### [Written task]
Render the following material again verbatim, leaving nothing out.

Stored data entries
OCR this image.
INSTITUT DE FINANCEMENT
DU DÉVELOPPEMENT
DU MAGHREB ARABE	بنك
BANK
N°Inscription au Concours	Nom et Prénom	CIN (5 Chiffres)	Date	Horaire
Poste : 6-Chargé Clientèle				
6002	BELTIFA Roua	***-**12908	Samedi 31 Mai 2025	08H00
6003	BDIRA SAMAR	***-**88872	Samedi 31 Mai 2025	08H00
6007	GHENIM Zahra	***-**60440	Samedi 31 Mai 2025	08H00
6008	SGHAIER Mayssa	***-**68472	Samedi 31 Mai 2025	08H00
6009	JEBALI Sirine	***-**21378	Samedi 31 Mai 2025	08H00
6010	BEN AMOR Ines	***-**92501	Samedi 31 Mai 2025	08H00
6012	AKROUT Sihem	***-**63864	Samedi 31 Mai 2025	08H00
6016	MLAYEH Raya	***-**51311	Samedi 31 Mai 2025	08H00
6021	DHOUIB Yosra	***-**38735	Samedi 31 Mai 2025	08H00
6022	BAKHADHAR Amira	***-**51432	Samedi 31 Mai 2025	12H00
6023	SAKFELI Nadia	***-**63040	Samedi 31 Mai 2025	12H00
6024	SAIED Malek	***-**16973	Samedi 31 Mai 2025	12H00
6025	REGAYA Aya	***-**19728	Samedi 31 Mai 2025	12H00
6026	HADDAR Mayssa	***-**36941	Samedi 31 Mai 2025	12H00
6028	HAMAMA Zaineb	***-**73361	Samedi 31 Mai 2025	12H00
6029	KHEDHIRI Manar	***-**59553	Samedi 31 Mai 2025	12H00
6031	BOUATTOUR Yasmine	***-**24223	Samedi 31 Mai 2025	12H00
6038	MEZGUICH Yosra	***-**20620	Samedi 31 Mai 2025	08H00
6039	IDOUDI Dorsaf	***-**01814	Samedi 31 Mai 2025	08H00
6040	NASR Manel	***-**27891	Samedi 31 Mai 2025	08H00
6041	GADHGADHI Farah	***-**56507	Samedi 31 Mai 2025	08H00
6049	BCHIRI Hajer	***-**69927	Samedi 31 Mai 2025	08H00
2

### [Full solution]
OCR this image.
INSTITUT DE FINANCEMENT
DU DÉVELOPPEMENT
DU MAGHREB ARABE	بنك
BANK
N°Inscription au Concours	Nom et Prénom	CIN (5 Chiffres)	Date	Horaire
Poste : 6-Chargé Clientèle				
6002	BELTIFA Roua	***-**12908	Samedi 31 Mai 2025	08H00
6003	BDIRA SAMAR	***-**88872	Samedi 31 Mai 2025	08H00
6007	GHENIM Zahra	***-**60440	Samedi 31 Mai 2025	08H00
6008	SGHAIER Mayssa	***-**68472	Samedi 31 Mai 2025	08H00
6009	JEBALI Sirine	***-**21378	Samedi 31 Mai 2025	08H00
6010	BEN AMOR Ines	***-**92501	Samedi 31 Mai 2025	08H00
6012	AKROUT Sihem	***-**63864	Samedi 31 Mai 2025	08H00
6016	MLAYEH Raya	***-**51311	Samedi 31 Mai 2025	08H00
6021	DHOUIB Yosra	***-**38735	Samedi 31 Mai 2025	08H00
6022	BAKHADHAR Amira	***-**51432	Samedi 31 Mai 2025	12H00
6023	SAKFELI Nadia	***-**63040	Samedi 31 Mai 2025	12H00
6024	SAIED Malek	***-**16973	Samedi 31 Mai 2025	12H00
6025	REGAYA Aya	***-**19728	Samedi 31 Mai 2025	12H00
6026	HADDAR Mayssa	***-**36941	Samedi 31 Mai 2025	12H00
6028	HAMAMA Zaineb	***-**73361	Samedi 31 Mai 2025	12H00
6029	KHEDHIRI Manar	***-**59553	Samedi 31 Mai 2025	12H00
6031	BOUATTOUR Yasmine	***-**24223	Samedi 31 Mai 2025	12H00
6038	MEZGUICH Yosra	***-**20620	Samedi 31 Mai 2025	08H00
6039	IDOUDI Dorsaf	***-**01814	Samedi 31 Mai 2025	08H00
6040	NASR Manel	***-**27891	Samedi 31 Mai 2025	08H00
6041	GADHGADHI Farah	***-**56507	Samedi 31 Mai 2025	08H00
6049	BCHIRI Hajer	***-**69927	Samedi 31 Mai 2025	08H00
2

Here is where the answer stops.